Task directions
Determine how many lines contain the string "przeprowadzania". Respond with that number and nothing more.

Input rows
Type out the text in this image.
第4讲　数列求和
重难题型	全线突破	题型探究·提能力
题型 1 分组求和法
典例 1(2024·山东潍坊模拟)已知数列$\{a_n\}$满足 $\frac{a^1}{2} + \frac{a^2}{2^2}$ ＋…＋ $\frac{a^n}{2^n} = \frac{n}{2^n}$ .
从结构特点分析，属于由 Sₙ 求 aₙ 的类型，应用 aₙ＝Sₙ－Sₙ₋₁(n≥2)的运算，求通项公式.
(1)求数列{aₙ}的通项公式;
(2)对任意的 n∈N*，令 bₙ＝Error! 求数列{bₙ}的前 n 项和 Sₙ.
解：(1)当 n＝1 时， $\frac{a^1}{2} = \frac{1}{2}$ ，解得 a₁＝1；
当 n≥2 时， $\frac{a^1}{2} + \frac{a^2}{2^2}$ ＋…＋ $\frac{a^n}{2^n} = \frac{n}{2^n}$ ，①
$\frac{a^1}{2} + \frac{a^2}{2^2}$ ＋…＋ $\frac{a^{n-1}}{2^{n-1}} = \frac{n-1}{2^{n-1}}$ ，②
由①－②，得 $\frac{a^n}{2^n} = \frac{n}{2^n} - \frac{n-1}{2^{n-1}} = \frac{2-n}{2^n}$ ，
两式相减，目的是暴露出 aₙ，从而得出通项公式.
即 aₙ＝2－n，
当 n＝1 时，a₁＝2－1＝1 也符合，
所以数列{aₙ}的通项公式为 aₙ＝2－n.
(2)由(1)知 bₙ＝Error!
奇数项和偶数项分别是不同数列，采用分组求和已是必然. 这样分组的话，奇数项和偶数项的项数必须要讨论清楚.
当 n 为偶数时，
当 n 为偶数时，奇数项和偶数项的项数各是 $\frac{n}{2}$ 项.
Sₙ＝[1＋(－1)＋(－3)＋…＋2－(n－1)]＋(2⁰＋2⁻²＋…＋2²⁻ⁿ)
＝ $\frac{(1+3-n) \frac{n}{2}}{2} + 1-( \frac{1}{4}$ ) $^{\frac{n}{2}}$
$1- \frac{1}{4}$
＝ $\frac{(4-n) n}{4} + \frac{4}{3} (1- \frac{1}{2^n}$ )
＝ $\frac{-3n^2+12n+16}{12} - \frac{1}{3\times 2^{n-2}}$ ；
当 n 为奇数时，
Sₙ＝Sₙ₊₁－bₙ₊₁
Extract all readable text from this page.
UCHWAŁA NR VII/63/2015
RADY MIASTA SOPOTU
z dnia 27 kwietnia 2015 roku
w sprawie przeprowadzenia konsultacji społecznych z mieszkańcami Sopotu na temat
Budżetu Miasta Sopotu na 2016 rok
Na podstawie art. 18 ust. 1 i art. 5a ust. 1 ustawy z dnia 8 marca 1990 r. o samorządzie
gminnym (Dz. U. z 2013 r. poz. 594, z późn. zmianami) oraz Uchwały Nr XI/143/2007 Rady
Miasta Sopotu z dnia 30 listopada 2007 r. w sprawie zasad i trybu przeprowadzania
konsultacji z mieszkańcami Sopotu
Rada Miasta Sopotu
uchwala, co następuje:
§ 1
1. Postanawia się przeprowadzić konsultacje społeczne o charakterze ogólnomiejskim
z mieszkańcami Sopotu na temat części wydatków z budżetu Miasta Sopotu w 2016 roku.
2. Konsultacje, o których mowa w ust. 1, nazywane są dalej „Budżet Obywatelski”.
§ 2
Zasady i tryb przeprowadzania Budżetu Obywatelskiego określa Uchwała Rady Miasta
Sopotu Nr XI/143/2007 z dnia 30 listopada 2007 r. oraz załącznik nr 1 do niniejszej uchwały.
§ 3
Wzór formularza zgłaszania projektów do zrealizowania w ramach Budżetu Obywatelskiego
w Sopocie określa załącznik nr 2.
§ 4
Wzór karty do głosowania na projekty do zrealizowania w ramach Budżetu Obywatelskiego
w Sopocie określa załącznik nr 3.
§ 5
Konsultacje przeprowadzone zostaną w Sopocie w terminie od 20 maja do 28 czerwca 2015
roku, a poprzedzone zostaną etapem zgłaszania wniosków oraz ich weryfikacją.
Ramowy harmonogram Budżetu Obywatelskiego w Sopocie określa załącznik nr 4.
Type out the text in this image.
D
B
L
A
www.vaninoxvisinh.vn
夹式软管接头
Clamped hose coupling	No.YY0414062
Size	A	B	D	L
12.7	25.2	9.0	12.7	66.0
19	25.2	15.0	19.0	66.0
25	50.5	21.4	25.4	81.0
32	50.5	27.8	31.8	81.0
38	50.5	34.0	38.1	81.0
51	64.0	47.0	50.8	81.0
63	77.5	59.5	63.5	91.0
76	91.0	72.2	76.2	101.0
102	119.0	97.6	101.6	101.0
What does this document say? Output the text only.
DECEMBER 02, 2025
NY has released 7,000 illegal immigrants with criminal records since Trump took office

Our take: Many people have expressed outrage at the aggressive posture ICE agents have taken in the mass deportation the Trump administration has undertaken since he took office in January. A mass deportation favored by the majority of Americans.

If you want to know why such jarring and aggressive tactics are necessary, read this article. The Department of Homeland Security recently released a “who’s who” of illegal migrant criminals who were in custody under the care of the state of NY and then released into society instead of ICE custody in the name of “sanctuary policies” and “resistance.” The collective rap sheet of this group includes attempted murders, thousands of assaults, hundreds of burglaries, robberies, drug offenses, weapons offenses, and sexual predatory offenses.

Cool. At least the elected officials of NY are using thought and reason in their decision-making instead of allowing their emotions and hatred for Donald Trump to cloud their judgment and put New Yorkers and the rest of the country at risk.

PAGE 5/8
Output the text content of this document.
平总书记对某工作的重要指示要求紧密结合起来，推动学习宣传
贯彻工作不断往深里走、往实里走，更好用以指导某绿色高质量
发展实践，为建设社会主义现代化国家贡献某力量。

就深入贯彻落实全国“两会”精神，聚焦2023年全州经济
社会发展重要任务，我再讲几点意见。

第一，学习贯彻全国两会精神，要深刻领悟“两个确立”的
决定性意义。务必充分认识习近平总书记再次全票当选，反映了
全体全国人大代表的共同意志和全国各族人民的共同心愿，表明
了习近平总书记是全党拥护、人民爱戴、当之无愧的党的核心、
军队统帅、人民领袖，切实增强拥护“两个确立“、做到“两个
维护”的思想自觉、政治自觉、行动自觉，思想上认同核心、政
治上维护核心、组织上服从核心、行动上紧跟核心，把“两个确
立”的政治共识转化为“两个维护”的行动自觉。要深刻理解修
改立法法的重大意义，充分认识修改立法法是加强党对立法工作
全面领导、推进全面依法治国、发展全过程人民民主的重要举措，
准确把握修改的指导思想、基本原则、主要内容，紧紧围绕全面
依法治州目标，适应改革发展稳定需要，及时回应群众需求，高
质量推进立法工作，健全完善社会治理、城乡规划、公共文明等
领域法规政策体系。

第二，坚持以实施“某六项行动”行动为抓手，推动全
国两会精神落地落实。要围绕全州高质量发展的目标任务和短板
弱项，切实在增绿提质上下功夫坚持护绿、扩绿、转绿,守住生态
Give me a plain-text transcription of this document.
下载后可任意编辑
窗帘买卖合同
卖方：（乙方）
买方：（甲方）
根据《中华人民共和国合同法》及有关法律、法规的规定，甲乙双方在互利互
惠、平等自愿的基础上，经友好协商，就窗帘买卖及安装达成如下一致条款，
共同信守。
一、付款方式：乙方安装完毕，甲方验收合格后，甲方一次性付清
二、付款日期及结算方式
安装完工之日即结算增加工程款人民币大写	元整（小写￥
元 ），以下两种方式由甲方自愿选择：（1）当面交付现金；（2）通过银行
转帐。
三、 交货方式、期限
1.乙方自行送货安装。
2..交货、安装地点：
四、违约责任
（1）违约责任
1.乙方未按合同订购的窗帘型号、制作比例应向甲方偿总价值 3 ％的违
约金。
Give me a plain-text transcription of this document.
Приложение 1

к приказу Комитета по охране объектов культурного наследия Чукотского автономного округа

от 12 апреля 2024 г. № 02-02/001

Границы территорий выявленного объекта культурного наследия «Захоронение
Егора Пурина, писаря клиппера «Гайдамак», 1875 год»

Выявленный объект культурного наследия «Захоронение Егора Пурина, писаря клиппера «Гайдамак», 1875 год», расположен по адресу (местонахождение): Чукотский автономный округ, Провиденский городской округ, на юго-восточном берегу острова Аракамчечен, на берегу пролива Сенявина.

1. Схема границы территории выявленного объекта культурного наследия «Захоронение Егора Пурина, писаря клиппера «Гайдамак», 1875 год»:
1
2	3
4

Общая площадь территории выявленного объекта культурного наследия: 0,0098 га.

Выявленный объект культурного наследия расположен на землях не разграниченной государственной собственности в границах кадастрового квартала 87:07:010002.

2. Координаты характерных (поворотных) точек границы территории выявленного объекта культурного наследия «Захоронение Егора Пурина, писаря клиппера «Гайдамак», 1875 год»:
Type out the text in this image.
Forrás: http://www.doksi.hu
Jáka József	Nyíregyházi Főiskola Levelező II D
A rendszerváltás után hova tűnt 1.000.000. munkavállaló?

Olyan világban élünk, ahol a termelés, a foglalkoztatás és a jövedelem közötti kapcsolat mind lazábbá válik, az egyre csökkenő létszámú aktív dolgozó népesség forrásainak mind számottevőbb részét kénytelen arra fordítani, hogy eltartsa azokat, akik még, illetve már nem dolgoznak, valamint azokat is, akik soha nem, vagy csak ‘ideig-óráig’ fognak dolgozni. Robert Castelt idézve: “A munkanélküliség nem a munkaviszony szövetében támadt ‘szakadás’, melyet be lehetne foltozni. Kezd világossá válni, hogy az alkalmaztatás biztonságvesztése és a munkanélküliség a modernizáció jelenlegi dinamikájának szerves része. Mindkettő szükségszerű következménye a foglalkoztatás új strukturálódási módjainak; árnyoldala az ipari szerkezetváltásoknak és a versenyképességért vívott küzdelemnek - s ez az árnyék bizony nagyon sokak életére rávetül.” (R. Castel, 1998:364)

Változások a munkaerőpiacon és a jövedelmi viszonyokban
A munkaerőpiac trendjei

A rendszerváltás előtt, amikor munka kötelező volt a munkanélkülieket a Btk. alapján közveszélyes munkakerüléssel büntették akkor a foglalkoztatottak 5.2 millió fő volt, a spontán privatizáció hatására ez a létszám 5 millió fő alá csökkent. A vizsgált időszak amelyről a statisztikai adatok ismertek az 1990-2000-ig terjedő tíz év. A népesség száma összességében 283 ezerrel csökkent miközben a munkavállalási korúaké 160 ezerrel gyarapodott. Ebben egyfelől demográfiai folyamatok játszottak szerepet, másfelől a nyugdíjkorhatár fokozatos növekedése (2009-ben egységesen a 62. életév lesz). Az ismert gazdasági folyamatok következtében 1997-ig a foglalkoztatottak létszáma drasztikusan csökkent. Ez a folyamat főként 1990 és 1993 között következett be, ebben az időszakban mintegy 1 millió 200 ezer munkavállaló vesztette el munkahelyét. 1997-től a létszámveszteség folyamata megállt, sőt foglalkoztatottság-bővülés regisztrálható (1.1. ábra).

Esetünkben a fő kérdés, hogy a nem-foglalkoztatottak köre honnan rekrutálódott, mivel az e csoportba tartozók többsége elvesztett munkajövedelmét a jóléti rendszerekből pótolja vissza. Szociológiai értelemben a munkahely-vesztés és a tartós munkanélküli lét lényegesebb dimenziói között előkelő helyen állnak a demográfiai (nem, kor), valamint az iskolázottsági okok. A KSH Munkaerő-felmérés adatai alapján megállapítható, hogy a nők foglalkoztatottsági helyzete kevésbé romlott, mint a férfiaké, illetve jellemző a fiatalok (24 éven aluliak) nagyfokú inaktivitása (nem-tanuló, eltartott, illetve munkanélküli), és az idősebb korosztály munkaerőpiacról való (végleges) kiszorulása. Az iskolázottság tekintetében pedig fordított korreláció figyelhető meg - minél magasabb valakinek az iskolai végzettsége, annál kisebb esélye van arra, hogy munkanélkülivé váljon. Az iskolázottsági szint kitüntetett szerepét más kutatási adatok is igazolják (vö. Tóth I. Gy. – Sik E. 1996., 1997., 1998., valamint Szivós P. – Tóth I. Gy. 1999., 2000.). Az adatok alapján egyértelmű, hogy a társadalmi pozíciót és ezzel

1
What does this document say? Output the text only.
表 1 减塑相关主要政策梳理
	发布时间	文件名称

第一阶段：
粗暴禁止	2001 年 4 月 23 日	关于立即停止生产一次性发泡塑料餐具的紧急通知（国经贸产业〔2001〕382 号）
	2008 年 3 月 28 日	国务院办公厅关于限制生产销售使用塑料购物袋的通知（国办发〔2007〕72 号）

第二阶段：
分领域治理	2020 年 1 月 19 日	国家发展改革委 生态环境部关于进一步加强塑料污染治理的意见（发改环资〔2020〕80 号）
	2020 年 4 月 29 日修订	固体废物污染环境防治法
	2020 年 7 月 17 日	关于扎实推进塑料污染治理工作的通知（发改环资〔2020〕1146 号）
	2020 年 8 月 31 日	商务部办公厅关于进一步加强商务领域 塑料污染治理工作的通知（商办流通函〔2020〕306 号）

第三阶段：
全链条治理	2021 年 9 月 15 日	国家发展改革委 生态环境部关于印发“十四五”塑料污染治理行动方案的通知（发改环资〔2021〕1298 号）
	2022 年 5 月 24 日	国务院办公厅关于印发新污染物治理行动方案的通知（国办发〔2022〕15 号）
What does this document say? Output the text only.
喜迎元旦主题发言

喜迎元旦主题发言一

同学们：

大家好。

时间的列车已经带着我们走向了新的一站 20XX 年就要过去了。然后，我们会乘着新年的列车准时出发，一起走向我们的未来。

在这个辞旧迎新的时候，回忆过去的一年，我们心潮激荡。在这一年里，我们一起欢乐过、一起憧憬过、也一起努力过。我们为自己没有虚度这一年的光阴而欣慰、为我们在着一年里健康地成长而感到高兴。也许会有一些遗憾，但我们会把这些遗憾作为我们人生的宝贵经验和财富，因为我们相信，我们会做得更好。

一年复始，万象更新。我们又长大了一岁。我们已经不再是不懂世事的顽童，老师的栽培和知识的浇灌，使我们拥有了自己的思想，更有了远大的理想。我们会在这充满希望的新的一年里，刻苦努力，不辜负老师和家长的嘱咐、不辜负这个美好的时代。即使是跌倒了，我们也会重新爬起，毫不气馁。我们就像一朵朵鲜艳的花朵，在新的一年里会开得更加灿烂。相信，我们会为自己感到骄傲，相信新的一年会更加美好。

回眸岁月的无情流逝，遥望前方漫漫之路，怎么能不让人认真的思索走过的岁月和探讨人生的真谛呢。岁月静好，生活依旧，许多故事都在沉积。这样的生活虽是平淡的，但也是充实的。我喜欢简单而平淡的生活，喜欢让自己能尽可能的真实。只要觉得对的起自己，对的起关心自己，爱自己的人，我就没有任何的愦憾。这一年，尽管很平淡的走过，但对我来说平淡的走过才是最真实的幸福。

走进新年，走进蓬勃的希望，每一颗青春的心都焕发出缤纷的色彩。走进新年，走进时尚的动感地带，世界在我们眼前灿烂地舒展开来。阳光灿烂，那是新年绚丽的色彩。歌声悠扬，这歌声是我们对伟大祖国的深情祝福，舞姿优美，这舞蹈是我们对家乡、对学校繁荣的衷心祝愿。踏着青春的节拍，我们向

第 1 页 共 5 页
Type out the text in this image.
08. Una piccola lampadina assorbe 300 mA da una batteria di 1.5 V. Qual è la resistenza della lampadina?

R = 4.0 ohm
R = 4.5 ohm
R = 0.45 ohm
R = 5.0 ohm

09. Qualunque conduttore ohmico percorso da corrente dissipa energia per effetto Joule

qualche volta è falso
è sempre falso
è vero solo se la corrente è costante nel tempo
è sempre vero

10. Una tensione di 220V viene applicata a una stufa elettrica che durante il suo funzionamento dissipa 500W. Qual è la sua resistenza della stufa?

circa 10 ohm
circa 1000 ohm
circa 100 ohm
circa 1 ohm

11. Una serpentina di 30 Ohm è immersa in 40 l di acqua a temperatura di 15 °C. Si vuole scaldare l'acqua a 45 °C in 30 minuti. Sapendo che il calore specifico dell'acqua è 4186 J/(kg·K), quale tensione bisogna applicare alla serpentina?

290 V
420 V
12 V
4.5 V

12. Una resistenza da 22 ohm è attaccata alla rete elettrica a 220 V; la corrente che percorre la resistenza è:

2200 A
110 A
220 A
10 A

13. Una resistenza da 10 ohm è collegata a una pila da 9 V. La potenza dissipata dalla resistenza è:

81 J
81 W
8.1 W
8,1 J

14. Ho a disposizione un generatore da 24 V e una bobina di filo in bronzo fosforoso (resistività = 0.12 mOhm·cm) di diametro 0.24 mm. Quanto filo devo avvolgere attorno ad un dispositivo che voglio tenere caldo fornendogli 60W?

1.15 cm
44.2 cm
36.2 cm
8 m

Output for this exercise
2